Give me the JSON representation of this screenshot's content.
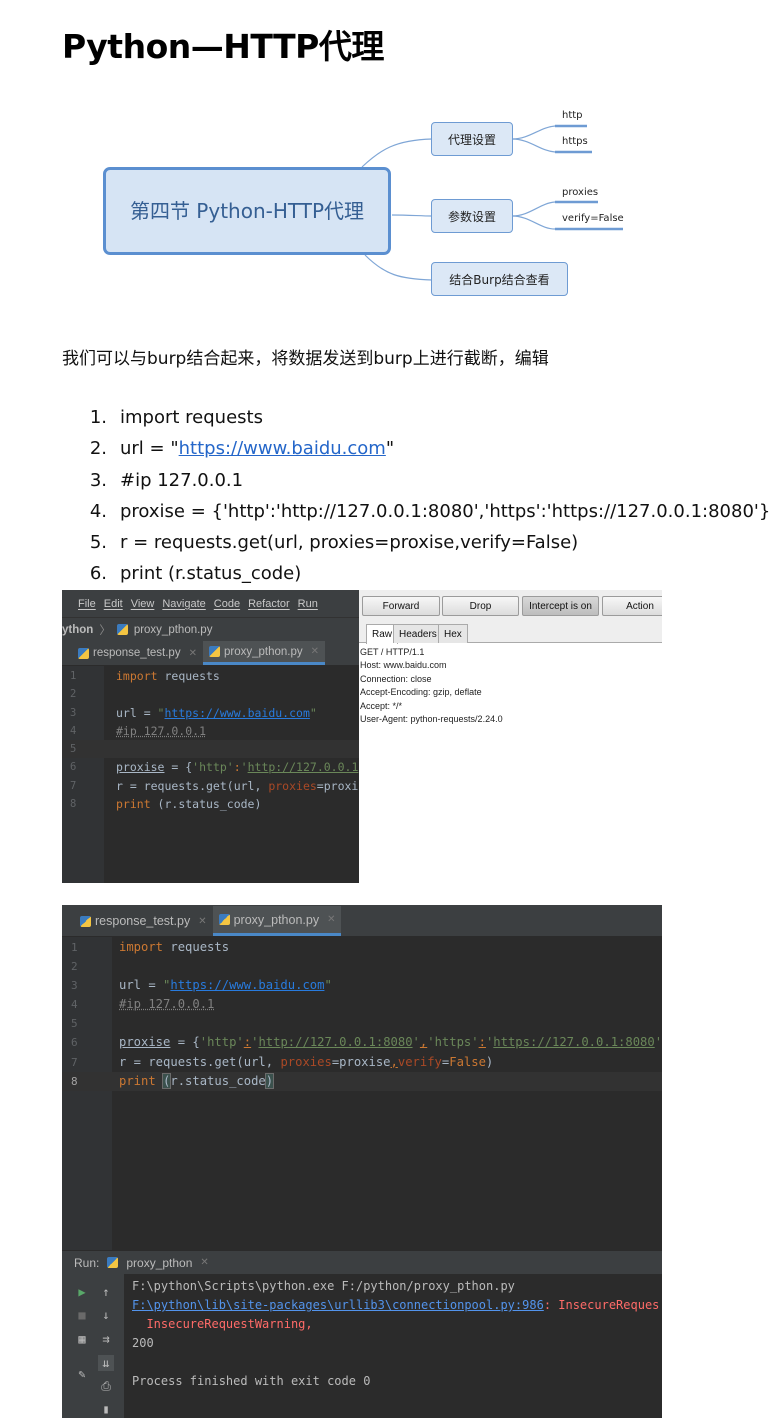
{
  "title": "Python—HTTP代理",
  "mindmap": {
    "root": "第四节 Python-HTTP代理",
    "nodes": [
      {
        "label": "代理设置",
        "leaves": [
          "http",
          "https"
        ]
      },
      {
        "label": "参数设置",
        "leaves": [
          "proxies",
          "verify=False"
        ]
      },
      {
        "label": "结合Burp结合查看",
        "leaves": []
      }
    ]
  },
  "paragraph": "我们可以与burp结合起来，将数据发送到burp上进行截断，编辑",
  "code_list": [
    {
      "num": "1.",
      "before": "import requests",
      "link": "",
      "after": ""
    },
    {
      "num": "2.",
      "before": "url = \"",
      "link": "https://www.baidu.com",
      "after": "\""
    },
    {
      "num": "3.",
      "before": "#ip 127.0.0.1",
      "link": "",
      "after": ""
    },
    {
      "num": "4.",
      "before": "proxise = {'http':'http://127.0.0.1:8080','https':'https://127.0.0.1:8080'}",
      "link": "",
      "after": ""
    },
    {
      "num": "5.",
      "before": "r = requests.get(url, proxies=proxise,verify=False)",
      "link": "",
      "after": ""
    },
    {
      "num": "6.",
      "before": "print (r.status_code)",
      "link": "",
      "after": ""
    }
  ],
  "ide1": {
    "menu": [
      "File",
      "Edit",
      "View",
      "Navigate",
      "Code",
      "Refactor",
      "Run"
    ],
    "breadcrumb_project": "ython",
    "breadcrumb_sep": "〉",
    "breadcrumb_file": "proxy_pthon.py",
    "tabs": [
      "response_test.py",
      "proxy_pthon.py"
    ],
    "line_numbers": [
      "1",
      "2",
      "3",
      "4",
      "5",
      "6",
      "7",
      "8"
    ],
    "code": {
      "l1_kw": "import",
      "l1_rest": " requests",
      "l3_a": "url = ",
      "l3_q1": "\"",
      "l3_url": "https://www.baidu.com",
      "l3_q2": "\"",
      "l4": "#ip 127.0.0.1",
      "l6_var": "proxise",
      "l6_a": " = {",
      "l6_s1": "'http'",
      "l6_colon": ":",
      "l6_s2": "'",
      "l6_url": "http://127.0.0.1",
      "l7_a": "r = requests.get(url, ",
      "l7_p": "proxies",
      "l7_b": "=proxi",
      "l8_kw": "print",
      "l8_rest": " (r.status_code)"
    }
  },
  "burp": {
    "buttons": [
      "Forward",
      "Drop",
      "Intercept is on",
      "Action"
    ],
    "tabs": [
      "Raw",
      "Headers",
      "Hex"
    ],
    "request": [
      "GET / HTTP/1.1",
      "Host: www.baidu.com",
      "Connection: close",
      "Accept-Encoding: gzip, deflate",
      "Accept: */*",
      "User-Agent: python-requests/2.24.0"
    ]
  },
  "ide2": {
    "tabs": [
      "response_test.py",
      "proxy_pthon.py"
    ],
    "line_numbers": [
      "1",
      "2",
      "3",
      "4",
      "5",
      "6",
      "7",
      "8"
    ],
    "code": {
      "l1_kw": "import",
      "l1_rest": " requests",
      "l3_a": "url = ",
      "l3_q1": "\"",
      "l3_url": "https://www.baidu.com",
      "l3_q2": "\"",
      "l4": "#ip 127.0.0.1",
      "l6_var": "proxise",
      "l6_a": " = {",
      "l6_s1": "'http'",
      "l6_colon": ":",
      "l6_s2q": "'",
      "l6_url1": "http://127.0.0.1:8080",
      "l6_s2e": "'",
      "l6_comma": ",",
      "l6_s3": "'https'",
      "l6_colon2": ":",
      "l6_s4q": "'",
      "l6_url2": "https://127.0.0.1:8080",
      "l6_s4e": "'",
      "l6_end": "}",
      "l7_a": "r = requests.get(url, ",
      "l7_p": "proxies",
      "l7_b": "=proxise",
      "l7_c": ",",
      "l7_v": "verify",
      "l7_eq": "=",
      "l7_f": "False",
      "l7_end": ")",
      "l8_kw": "print",
      "l8_sp": " ",
      "l8_open": "(",
      "l8_mid": "r.status_code",
      "l8_close": ")"
    },
    "run_label": "Run:",
    "run_config": "proxy_pthon",
    "console": {
      "cmd": "F:\\python\\Scripts\\python.exe F:/python/proxy_pthon.py",
      "warn_link": "F:\\python\\lib\\site-packages\\urllib3\\connectionpool.py:986",
      "warn_text": ": InsecureReques",
      "warn2": "  InsecureRequestWarning,",
      "status": "200",
      "exit": "Process finished with exit code 0"
    }
  }
}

▶ **Given request**
Verbatim reproduction of every record is required; images are left out.

▶ **Result of this exercise**
Give me the JSON representation of this screenshot's content.
{
  "title": "Python—HTTP代理",
  "mindmap": {
    "root": "第四节 Python-HTTP代理",
    "nodes": [
      {
        "label": "代理设置",
        "leaves": [
          "http",
          "https"
        ]
      },
      {
        "label": "参数设置",
        "leaves": [
          "proxies",
          "verify=False"
        ]
      },
      {
        "label": "结合Burp结合查看",
        "leaves": []
      }
    ]
  },
  "paragraph": "我们可以与burp结合起来，将数据发送到burp上进行截断，编辑",
  "code_list": [
    {
      "num": "1.",
      "before": "import requests",
      "link": "",
      "after": ""
    },
    {
      "num": "2.",
      "before": "url = \"",
      "link": "https://www.baidu.com",
      "after": "\""
    },
    {
      "num": "3.",
      "before": "#ip 127.0.0.1",
      "link": "",
      "after": ""
    },
    {
      "num": "4.",
      "before": "proxise = {'http':'http://127.0.0.1:8080','https':'https://127.0.0.1:8080'}",
      "link": "",
      "after": ""
    },
    {
      "num": "5.",
      "before": "r = requests.get(url, proxies=proxise,verify=False)",
      "link": "",
      "after": ""
    },
    {
      "num": "6.",
      "before": "print (r.status_code)",
      "link": "",
      "after": ""
    }
  ],
  "ide1": {
    "menu": [
      "File",
      "Edit",
      "View",
      "Navigate",
      "Code",
      "Refactor",
      "Run"
    ],
    "breadcrumb_project": "ython",
    "breadcrumb_sep": "〉",
    "breadcrumb_file": "proxy_pthon.py",
    "tabs": [
      "response_test.py",
      "proxy_pthon.py"
    ],
    "line_numbers": [
      "1",
      "2",
      "3",
      "4",
      "5",
      "6",
      "7",
      "8"
    ],
    "code": {
      "l1_kw": "import",
      "l1_rest": " requests",
      "l3_a": "url = ",
      "l3_q1": "\"",
      "l3_url": "https://www.baidu.com",
      "l3_q2": "\"",
      "l4": "#ip 127.0.0.1",
      "l6_var": "proxise",
      "l6_a": " = {",
      "l6_s1": "'http'",
      "l6_colon": ":",
      "l6_s2": "'",
      "l6_url": "http://127.0.0.1",
      "l7_a": "r = requests.get(url, ",
      "l7_p": "proxies",
      "l7_b": "=proxi",
      "l8_kw": "print",
      "l8_rest": " (r.status_code)"
    }
  },
  "burp": {
    "buttons": [
      "Forward",
      "Drop",
      "Intercept is on",
      "Action"
    ],
    "tabs": [
      "Raw",
      "Headers",
      "Hex"
    ],
    "request": [
      "GET / HTTP/1.1",
      "Host: www.baidu.com",
      "Connection: close",
      "Accept-Encoding: gzip, deflate",
      "Accept: */*",
      "User-Agent: python-requests/2.24.0"
    ]
  },
  "ide2": {
    "tabs": [
      "response_test.py",
      "proxy_pthon.py"
    ],
    "line_numbers": [
      "1",
      "2",
      "3",
      "4",
      "5",
      "6",
      "7",
      "8"
    ],
    "code": {
      "l1_kw": "import",
      "l1_rest": " requests",
      "l3_a": "url = ",
      "l3_q1": "\"",
      "l3_url": "https://www.baidu.com",
      "l3_q2": "\"",
      "l4": "#ip 127.0.0.1",
      "l6_var": "proxise",
      "l6_a": " = {",
      "l6_s1": "'http'",
      "l6_colon": ":",
      "l6_s2q": "'",
      "l6_url1": "http://127.0.0.1:8080",
      "l6_s2e": "'",
      "l6_comma": ",",
      "l6_s3": "'https'",
      "l6_colon2": ":",
      "l6_s4q": "'",
      "l6_url2": "https://127.0.0.1:8080",
      "l6_s4e": "'",
      "l6_end": "}",
      "l7_a": "r = requests.get(url, ",
      "l7_p": "proxies",
      "l7_b": "=proxise",
      "l7_c": ",",
      "l7_v": "verify",
      "l7_eq": "=",
      "l7_f": "False",
      "l7_end": ")",
      "l8_kw": "print",
      "l8_sp": " ",
      "l8_open": "(",
      "l8_mid": "r.status_code",
      "l8_close": ")"
    },
    "run_label": "Run:",
    "run_config": "proxy_pthon",
    "console": {
      "cmd": "F:\\python\\Scripts\\python.exe F:/python/proxy_pthon.py",
      "warn_link": "F:\\python\\lib\\site-packages\\urllib3\\connectionpool.py:986",
      "warn_text": ": InsecureReques",
      "warn2": "  InsecureRequestWarning,",
      "status": "200",
      "exit": "Process finished with exit code 0"
    }
  }
}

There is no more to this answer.